Required work
Go through the entries below and pick out every line with "ylabel".

╭──

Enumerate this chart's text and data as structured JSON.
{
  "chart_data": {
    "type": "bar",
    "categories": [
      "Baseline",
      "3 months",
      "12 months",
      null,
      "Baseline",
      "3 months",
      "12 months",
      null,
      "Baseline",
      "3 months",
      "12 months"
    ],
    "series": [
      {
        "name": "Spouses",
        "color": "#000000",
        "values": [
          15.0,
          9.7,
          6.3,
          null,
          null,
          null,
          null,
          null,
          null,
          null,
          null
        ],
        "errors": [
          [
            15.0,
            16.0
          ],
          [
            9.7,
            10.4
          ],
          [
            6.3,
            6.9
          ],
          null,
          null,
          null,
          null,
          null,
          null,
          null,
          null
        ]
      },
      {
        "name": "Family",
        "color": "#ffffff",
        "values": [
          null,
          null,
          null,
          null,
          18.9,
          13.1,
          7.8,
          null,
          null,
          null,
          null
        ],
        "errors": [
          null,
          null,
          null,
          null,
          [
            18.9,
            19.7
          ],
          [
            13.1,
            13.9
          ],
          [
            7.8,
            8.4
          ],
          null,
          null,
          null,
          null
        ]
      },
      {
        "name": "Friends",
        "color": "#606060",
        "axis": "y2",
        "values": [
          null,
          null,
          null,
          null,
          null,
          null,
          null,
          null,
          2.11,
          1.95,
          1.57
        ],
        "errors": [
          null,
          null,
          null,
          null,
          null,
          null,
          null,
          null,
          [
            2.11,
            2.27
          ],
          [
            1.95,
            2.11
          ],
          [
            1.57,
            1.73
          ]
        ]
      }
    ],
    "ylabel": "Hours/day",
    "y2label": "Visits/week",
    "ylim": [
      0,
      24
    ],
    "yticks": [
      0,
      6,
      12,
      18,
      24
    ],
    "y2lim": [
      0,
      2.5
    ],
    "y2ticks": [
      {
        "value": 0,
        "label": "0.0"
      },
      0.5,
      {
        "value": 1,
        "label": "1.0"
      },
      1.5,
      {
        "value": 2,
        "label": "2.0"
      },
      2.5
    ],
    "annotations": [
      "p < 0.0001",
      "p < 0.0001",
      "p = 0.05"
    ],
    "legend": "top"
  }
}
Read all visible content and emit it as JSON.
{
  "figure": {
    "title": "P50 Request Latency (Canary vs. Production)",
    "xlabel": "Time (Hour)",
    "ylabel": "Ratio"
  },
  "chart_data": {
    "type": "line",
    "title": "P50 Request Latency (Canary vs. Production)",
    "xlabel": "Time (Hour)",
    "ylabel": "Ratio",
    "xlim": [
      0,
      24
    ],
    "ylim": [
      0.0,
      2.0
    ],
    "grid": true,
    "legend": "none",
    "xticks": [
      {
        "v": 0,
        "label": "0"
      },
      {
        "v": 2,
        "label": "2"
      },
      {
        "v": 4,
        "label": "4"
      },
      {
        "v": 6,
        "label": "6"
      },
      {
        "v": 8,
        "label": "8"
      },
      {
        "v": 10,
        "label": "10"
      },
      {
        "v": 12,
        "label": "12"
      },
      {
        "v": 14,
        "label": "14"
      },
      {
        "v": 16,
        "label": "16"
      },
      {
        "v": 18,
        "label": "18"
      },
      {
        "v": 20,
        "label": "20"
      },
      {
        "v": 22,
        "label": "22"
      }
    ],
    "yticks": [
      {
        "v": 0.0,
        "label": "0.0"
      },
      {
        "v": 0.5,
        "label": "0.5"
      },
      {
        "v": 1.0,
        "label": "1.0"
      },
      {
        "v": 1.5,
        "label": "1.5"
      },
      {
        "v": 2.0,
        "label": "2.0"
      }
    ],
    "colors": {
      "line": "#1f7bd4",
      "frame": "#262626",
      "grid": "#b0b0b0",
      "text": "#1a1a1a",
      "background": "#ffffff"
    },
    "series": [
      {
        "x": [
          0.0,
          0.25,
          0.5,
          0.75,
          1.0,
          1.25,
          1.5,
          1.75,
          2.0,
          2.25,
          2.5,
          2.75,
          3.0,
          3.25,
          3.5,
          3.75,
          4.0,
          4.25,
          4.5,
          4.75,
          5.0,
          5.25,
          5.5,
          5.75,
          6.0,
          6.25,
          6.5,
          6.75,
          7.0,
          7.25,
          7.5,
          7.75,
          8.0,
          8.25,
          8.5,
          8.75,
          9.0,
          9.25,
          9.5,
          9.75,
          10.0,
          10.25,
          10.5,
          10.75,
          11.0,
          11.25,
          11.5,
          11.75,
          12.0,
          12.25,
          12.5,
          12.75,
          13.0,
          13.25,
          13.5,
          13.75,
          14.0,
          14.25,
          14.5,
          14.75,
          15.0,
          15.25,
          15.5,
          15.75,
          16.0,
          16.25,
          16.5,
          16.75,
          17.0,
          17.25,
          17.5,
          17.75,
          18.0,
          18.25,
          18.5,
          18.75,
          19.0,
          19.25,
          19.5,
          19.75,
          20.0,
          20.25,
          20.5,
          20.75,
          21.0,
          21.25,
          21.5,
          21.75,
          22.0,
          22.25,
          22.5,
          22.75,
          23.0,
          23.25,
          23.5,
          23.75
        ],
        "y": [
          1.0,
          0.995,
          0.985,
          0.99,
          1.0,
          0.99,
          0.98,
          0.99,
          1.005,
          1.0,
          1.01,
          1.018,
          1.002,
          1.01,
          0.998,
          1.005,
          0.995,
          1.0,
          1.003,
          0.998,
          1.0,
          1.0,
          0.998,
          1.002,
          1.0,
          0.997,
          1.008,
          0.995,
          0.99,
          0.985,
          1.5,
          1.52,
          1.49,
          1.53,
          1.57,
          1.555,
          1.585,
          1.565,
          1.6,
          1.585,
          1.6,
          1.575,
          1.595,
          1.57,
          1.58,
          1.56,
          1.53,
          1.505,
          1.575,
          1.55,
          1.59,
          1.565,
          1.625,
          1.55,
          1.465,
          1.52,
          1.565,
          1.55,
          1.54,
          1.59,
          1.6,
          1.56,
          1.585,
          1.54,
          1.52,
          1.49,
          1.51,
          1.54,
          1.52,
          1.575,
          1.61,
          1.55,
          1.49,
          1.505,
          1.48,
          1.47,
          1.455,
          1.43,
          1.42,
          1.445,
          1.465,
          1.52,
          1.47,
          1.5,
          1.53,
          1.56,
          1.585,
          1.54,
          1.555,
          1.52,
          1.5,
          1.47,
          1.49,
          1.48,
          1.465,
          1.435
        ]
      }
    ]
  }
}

╰──

Output below
    "ylabel": "Hours/day",
    "ylabel": "Ratio"
    "ylabel": "Ratio",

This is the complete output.